* _Written request_: Wherever the word "Гарпе" appears in the entries, copy the whole line.

* _Supplied material_:
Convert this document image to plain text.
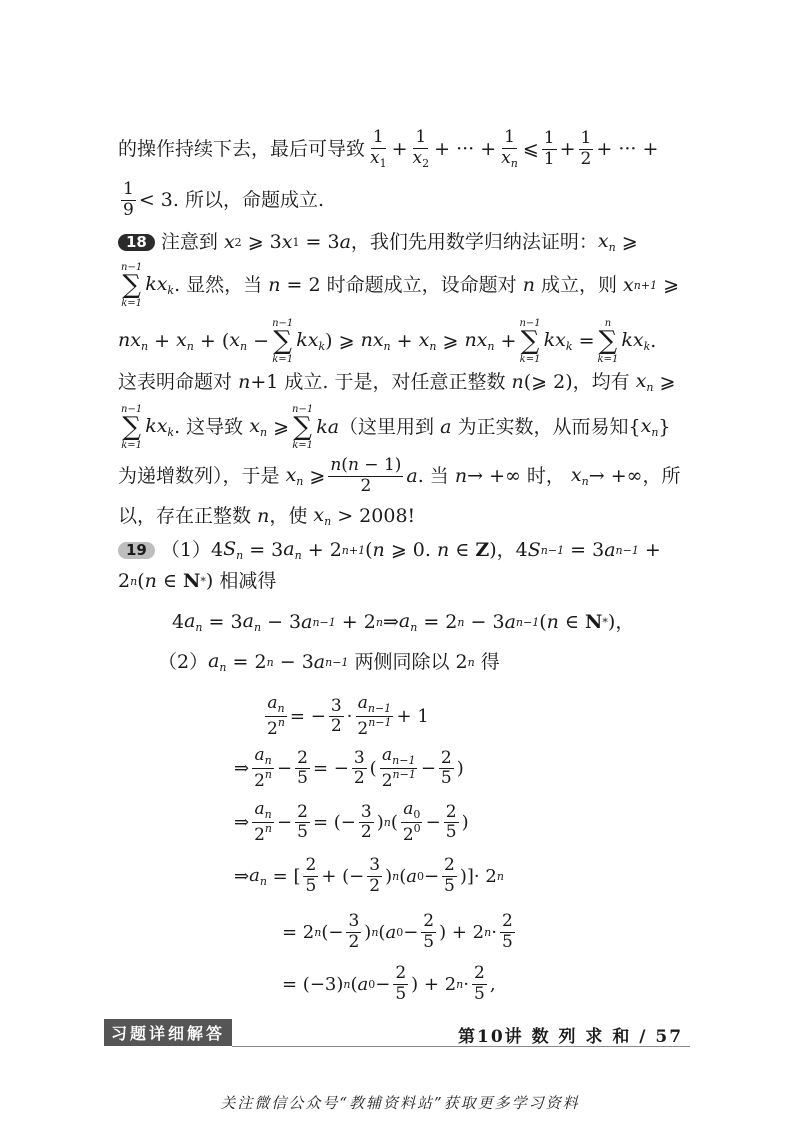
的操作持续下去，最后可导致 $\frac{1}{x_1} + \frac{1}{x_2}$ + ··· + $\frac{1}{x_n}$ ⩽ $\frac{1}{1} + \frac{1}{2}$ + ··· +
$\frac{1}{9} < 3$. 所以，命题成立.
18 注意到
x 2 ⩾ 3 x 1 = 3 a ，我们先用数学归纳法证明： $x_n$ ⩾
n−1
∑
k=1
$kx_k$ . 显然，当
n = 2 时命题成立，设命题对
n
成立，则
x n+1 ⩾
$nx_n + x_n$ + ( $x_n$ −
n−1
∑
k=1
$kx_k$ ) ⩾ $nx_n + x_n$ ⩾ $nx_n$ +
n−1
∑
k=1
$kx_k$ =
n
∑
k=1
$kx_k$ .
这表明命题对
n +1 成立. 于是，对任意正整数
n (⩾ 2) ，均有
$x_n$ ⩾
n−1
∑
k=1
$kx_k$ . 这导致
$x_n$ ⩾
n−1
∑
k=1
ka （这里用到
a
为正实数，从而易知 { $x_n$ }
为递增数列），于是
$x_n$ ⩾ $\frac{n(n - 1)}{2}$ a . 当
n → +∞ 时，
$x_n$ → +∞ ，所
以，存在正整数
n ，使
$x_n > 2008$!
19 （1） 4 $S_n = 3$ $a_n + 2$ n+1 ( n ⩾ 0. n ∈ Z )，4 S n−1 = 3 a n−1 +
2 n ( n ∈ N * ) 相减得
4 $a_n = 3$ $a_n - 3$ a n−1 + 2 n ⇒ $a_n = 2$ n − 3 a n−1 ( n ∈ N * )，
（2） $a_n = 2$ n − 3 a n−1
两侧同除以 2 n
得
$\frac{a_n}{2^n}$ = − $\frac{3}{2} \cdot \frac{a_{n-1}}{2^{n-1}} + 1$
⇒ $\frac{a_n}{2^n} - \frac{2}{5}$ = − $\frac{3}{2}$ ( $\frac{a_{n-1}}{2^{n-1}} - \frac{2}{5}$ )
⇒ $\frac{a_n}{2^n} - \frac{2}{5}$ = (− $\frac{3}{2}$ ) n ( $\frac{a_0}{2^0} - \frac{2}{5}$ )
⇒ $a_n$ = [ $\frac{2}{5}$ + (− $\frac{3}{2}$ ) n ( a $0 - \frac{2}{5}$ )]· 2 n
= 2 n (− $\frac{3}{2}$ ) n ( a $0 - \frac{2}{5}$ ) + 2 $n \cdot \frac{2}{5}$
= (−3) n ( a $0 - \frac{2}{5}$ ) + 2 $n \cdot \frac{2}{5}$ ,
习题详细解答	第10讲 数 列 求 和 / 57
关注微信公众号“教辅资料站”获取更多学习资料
==
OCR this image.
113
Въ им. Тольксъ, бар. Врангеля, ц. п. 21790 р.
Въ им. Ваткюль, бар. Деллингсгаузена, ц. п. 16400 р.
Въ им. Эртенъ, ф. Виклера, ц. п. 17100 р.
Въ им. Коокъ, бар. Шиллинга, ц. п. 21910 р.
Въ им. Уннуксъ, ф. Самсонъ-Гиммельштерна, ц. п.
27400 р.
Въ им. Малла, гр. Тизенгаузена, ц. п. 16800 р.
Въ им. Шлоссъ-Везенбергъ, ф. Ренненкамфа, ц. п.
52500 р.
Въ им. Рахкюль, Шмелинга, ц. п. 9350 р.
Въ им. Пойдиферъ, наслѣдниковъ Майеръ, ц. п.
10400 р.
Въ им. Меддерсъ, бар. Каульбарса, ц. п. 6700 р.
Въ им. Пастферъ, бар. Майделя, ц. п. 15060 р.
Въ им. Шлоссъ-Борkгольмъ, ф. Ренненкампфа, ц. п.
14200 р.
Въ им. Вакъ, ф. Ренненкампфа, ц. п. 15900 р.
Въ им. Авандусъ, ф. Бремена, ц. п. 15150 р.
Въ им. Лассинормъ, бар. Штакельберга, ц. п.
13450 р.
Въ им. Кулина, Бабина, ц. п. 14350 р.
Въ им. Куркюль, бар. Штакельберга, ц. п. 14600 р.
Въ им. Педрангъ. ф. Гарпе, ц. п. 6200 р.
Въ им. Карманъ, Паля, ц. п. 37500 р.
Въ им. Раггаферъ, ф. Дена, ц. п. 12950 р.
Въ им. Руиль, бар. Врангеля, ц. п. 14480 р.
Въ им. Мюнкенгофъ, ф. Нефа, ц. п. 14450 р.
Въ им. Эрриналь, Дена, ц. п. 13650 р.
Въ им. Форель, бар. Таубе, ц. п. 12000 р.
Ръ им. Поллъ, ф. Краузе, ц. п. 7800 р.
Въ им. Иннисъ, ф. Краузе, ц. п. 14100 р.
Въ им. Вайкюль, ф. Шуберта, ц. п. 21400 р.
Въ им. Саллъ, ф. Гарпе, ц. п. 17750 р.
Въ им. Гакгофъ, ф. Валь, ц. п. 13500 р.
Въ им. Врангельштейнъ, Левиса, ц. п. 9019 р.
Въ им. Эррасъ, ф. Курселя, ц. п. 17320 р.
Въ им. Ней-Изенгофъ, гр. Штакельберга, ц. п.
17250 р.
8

* _Written answer_:
Въ им. Педрангъ. ф. Гарпе, ц. п. 6200 р.
Въ им. Саллъ, ф. Гарпе, ц. п. 17750 р.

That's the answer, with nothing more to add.